Work to complete:
Tally each line where the word "本大题共" occurs, then give only the total.

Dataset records

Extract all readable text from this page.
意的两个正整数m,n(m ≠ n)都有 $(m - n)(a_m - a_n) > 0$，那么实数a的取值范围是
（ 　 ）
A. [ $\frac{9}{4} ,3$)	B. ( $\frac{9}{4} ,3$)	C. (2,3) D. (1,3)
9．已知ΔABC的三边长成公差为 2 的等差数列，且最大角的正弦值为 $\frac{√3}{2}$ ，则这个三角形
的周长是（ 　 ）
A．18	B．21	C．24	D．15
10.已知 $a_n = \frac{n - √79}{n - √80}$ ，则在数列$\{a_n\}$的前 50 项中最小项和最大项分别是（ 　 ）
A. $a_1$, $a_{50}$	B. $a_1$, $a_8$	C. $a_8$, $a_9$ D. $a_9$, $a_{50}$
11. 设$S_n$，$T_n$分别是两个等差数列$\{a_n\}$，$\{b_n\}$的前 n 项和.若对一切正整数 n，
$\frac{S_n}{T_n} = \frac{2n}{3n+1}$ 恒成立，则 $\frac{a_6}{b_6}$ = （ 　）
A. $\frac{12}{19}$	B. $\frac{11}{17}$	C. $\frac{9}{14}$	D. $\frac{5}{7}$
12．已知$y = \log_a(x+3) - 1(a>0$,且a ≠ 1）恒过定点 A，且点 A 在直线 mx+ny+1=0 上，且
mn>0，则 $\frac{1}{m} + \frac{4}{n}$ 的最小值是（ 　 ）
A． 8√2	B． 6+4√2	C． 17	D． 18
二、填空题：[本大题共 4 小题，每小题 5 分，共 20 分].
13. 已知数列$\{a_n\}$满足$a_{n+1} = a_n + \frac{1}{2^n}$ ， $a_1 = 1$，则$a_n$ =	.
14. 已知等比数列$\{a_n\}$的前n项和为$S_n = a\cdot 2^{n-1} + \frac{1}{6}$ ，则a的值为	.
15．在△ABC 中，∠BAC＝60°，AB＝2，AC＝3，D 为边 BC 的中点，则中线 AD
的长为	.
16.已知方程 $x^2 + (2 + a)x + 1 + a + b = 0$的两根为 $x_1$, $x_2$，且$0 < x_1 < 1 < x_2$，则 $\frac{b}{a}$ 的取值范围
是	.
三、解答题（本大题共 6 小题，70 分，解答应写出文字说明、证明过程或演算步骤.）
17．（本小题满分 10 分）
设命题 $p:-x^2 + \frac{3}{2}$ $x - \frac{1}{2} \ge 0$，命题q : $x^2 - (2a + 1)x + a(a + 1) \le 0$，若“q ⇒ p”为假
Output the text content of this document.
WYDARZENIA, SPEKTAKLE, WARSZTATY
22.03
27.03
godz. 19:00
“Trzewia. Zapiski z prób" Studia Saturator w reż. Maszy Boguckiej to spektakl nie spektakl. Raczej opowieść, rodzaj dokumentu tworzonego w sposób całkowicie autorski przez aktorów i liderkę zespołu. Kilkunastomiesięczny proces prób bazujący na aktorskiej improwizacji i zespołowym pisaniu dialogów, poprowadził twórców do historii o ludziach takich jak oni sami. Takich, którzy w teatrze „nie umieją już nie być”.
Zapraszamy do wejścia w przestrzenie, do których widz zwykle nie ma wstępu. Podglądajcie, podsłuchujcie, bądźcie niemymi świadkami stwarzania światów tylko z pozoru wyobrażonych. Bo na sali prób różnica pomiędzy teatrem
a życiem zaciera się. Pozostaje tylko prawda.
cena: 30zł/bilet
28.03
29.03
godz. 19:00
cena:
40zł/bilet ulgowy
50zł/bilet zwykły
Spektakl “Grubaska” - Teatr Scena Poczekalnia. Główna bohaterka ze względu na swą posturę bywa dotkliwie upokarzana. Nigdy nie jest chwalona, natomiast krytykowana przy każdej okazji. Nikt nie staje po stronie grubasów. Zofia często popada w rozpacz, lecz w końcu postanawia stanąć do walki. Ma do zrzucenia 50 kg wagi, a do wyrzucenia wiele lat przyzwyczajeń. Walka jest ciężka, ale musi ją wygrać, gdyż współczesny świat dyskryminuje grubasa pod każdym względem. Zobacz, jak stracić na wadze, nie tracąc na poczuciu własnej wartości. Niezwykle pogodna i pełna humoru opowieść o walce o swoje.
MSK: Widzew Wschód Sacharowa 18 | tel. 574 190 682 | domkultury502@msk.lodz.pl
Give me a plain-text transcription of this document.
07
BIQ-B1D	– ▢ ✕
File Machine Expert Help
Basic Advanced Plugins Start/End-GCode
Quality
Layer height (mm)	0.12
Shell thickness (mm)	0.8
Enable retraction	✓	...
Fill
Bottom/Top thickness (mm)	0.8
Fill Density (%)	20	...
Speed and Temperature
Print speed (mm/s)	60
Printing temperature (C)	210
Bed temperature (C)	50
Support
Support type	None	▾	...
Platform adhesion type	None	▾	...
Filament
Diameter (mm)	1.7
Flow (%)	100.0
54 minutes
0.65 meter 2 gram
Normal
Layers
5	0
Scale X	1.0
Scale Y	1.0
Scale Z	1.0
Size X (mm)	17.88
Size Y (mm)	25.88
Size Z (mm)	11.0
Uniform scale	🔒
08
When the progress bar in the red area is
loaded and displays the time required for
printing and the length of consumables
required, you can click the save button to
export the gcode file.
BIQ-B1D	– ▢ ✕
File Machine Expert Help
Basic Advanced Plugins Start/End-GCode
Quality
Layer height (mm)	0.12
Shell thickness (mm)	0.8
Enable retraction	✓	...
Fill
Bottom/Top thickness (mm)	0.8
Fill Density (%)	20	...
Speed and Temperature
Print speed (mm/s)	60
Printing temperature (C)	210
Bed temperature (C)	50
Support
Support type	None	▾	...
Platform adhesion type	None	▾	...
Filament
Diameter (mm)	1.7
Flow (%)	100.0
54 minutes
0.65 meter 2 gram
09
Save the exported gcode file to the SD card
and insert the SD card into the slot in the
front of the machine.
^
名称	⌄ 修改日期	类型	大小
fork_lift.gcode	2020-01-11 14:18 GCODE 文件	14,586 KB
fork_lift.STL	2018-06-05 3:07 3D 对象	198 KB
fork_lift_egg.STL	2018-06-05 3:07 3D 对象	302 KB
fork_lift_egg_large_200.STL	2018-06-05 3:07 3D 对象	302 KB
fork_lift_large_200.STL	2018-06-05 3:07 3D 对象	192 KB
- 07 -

In response:
2